Reproduce the entries below in full, word for word.

_DATA ENTRIES_.
=-=-=
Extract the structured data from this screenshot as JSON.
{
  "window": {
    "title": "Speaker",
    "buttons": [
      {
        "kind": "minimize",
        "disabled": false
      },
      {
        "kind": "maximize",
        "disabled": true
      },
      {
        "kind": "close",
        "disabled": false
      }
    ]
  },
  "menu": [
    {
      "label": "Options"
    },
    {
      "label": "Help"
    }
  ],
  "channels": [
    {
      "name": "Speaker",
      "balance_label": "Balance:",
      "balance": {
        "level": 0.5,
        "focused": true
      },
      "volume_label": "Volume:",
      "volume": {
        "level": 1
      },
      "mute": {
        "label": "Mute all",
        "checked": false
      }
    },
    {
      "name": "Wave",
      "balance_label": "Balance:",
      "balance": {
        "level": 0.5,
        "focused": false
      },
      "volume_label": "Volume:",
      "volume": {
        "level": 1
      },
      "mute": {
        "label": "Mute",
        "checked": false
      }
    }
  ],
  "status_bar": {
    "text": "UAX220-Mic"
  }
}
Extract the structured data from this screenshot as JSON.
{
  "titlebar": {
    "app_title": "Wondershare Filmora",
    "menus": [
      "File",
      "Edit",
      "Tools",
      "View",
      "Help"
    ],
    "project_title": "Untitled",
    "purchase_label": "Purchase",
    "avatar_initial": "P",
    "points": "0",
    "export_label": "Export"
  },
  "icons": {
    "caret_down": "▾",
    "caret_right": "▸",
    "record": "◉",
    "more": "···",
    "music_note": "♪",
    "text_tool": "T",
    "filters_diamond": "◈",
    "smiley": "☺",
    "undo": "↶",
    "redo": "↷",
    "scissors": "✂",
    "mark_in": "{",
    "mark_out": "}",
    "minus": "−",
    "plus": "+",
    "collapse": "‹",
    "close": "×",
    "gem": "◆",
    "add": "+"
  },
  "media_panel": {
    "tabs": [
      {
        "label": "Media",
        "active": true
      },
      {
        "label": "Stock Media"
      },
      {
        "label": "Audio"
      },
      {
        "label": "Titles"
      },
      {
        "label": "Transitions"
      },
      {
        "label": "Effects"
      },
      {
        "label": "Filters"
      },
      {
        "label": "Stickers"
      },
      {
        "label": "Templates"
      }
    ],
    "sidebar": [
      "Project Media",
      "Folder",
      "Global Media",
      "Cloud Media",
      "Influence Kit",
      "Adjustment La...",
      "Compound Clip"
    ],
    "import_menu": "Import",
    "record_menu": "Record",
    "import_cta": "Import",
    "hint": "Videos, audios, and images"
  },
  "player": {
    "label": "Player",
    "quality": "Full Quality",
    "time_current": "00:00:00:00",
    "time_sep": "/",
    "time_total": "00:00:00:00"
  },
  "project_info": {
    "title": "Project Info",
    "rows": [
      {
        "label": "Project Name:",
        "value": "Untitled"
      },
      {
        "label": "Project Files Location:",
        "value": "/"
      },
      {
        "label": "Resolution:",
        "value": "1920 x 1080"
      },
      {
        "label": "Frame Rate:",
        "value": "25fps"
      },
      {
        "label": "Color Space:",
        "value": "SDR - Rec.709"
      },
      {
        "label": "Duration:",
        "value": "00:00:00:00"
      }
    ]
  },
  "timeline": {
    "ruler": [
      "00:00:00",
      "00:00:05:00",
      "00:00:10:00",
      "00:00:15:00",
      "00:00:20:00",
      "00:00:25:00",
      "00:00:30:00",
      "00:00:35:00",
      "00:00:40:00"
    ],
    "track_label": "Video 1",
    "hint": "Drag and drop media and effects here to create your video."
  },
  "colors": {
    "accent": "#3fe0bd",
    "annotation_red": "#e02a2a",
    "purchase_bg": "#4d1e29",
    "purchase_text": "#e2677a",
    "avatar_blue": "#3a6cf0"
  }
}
=-=-=
_THE ANSWER_.
Extract the structured data from this screenshot as JSON.
{
  "window": {
    "title": "Speaker",
    "buttons": [
      {
        "kind": "minimize",
        "disabled": false
      },
      {
        "kind": "maximize",
        "disabled": true
      },
      {
        "kind": "close",
        "disabled": false
      }
    ]
  },
  "menu": [
    {
      "label": "Options"
    },
    {
      "label": "Help"
    }
  ],
  "channels": [
    {
      "name": "Speaker",
      "balance_label": "Balance:",
      "balance": {
        "level": 0.5,
        "focused": true
      },
      "volume_label": "Volume:",
      "volume": {
        "level": 1
      },
      "mute": {
        "label": "Mute all",
        "checked": false
      }
    },
    {
      "name": "Wave",
      "balance_label": "Balance:",
      "balance": {
        "level": 0.5,
        "focused": false
      },
      "volume_label": "Volume:",
      "volume": {
        "level": 1
      },
      "mute": {
        "label": "Mute",
        "checked": false
      }
    }
  ],
  "status_bar": {
    "text": "UAX220-Mic"
  }
}
Extract the structured data from this screenshot as JSON.
{
  "titlebar": {
    "app_title": "Wondershare Filmora",
    "menus": [
      "File",
      "Edit",
      "Tools",
      "View",
      "Help"
    ],
    "project_title": "Untitled",
    "purchase_label": "Purchase",
    "avatar_initial": "P",
    "points": "0",
    "export_label": "Export"
  },
  "icons": {
    "caret_down": "▾",
    "caret_right": "▸",
    "record": "◉",
    "more": "···",
    "music_note": "♪",
    "text_tool": "T",
    "filters_diamond": "◈",
    "smiley": "☺",
    "undo": "↶",
    "redo": "↷",
    "scissors": "✂",
    "mark_in": "{",
    "mark_out": "}",
    "minus": "−",
    "plus": "+",
    "collapse": "‹",
    "close": "×",
    "gem": "◆",
    "add": "+"
  },
  "media_panel": {
    "tabs": [
      {
        "label": "Media",
        "active": true
      },
      {
        "label": "Stock Media"
      },
      {
        "label": "Audio"
      },
      {
        "label": "Titles"
      },
      {
        "label": "Transitions"
      },
      {
        "label": "Effects"
      },
      {
        "label": "Filters"
      },
      {
        "label": "Stickers"
      },
      {
        "label": "Templates"
      }
    ],
    "sidebar": [
      "Project Media",
      "Folder",
      "Global Media",
      "Cloud Media",
      "Influence Kit",
      "Adjustment La...",
      "Compound Clip"
    ],
    "import_menu": "Import",
    "record_menu": "Record",
    "import_cta": "Import",
    "hint": "Videos, audios, and images"
  },
  "player": {
    "label": "Player",
    "quality": "Full Quality",
    "time_current": "00:00:00:00",
    "time_sep": "/",
    "time_total": "00:00:00:00"
  },
  "project_info": {
    "title": "Project Info",
    "rows": [
      {
        "label": "Project Name:",
        "value": "Untitled"
      },
      {
        "label": "Project Files Location:",
        "value": "/"
      },
      {
        "label": "Resolution:",
        "value": "1920 x 1080"
      },
      {
        "label": "Frame Rate:",
        "value": "25fps"
      },
      {
        "label": "Color Space:",
        "value": "SDR - Rec.709"
      },
      {
        "label": "Duration:",
        "value": "00:00:00:00"
      }
    ]
  },
  "timeline": {
    "ruler": [
      "00:00:00",
      "00:00:05:00",
      "00:00:10:00",
      "00:00:15:00",
      "00:00:20:00",
      "00:00:25:00",
      "00:00:30:00",
      "00:00:35:00",
      "00:00:40:00"
    ],
    "track_label": "Video 1",
    "hint": "Drag and drop media and effects here to create your video."
  },
  "colors": {
    "accent": "#3fe0bd",
    "annotation_red": "#e02a2a",
    "purchase_bg": "#4d1e29",
    "purchase_text": "#e2677a",
    "avatar_blue": "#3a6cf0"
  }
}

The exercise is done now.